> **GIVEN REQUEST**
All lines featuring the string "page" are to be listed.

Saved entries

# # # #

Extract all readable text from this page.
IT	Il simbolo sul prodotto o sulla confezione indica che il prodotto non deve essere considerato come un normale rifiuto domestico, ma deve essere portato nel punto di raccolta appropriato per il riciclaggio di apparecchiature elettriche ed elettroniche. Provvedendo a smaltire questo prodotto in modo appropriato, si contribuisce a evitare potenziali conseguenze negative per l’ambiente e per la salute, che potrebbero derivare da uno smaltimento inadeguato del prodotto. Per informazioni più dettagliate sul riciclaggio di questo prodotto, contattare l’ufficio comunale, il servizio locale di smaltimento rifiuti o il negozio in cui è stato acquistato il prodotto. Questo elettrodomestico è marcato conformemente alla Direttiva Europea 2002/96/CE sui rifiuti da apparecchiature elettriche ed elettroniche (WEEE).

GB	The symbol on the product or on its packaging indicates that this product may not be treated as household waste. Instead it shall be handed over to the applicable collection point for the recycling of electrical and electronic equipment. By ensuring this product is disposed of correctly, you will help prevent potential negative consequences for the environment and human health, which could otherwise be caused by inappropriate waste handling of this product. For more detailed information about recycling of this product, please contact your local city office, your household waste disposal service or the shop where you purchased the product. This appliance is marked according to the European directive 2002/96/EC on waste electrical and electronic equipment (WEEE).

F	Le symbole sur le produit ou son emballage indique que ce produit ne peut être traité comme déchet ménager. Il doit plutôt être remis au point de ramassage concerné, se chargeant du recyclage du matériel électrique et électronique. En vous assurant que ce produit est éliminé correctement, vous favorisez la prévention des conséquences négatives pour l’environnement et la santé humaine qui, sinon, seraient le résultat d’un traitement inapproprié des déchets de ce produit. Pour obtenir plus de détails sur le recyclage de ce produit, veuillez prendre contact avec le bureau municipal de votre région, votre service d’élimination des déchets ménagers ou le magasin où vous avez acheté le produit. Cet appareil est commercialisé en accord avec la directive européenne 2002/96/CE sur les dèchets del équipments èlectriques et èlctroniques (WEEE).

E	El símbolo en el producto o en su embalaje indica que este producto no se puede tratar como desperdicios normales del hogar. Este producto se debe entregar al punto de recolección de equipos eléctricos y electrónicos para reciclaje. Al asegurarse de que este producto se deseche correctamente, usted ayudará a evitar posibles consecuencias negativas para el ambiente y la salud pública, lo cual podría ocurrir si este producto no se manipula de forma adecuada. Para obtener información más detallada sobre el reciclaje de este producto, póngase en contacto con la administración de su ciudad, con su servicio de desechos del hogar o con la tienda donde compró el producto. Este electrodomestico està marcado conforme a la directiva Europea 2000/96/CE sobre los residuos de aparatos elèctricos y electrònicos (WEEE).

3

# # # #

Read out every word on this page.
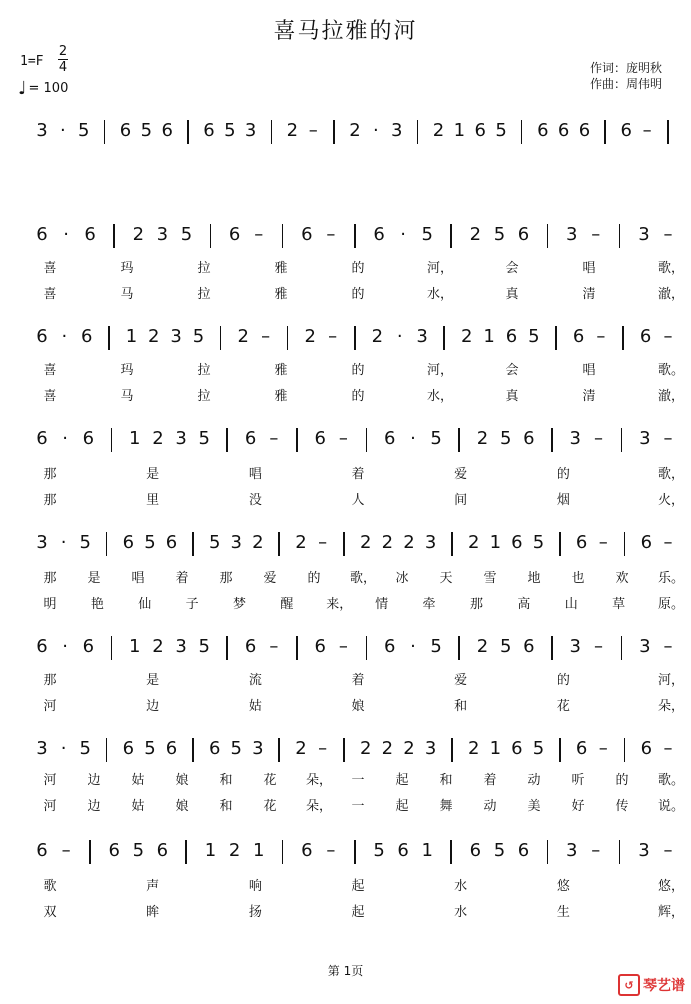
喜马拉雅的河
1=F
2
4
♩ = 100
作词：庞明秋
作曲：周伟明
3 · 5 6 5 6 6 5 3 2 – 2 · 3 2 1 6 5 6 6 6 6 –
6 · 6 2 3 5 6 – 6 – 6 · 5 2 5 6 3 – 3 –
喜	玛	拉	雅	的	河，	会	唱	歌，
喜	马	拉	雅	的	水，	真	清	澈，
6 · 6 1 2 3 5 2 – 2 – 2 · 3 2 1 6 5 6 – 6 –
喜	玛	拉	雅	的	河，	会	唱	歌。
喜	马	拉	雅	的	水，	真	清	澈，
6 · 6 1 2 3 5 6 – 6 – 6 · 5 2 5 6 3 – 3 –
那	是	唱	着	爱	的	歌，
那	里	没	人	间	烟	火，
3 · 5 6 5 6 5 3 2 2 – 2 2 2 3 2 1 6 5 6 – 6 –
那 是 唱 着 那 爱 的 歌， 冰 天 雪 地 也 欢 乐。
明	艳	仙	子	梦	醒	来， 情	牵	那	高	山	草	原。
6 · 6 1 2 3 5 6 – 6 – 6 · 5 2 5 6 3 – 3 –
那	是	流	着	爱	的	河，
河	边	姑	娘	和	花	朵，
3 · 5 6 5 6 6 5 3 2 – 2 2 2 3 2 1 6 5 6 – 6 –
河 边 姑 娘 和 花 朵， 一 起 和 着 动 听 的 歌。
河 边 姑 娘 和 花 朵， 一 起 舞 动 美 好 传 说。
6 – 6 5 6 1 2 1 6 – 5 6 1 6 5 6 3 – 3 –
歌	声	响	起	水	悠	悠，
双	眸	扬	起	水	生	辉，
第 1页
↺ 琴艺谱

# # # #

> **OUTPUT**
Extract all readable text from this page.
Read out every word on this page.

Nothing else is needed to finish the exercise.